Given instruction: Return the records exactly as they are.

Data items:
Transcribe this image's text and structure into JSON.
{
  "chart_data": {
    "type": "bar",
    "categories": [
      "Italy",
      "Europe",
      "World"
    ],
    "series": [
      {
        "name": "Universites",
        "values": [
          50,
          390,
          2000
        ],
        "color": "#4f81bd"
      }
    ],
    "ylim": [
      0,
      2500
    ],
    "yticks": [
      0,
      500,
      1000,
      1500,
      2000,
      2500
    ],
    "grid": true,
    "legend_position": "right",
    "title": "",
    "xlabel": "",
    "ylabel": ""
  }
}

The answer:
Transcribe this image's text and structure into JSON.
{
  "chart_data": {
    "type": "bar",
    "categories": [
      "Italy",
      "Europe",
      "World"
    ],
    "series": [
      {
        "name": "Universites",
        "values": [
          50,
          390,
          2000
        ],
        "color": "#4f81bd"
      }
    ],
    "ylim": [
      0,
      2500
    ],
    "yticks": [
      0,
      500,
      1000,
      1500,
      2000,
      2500
    ],
    "grid": true,
    "legend_position": "right",
    "title": "",
    "xlabel": "",
    "ylabel": ""
  }
}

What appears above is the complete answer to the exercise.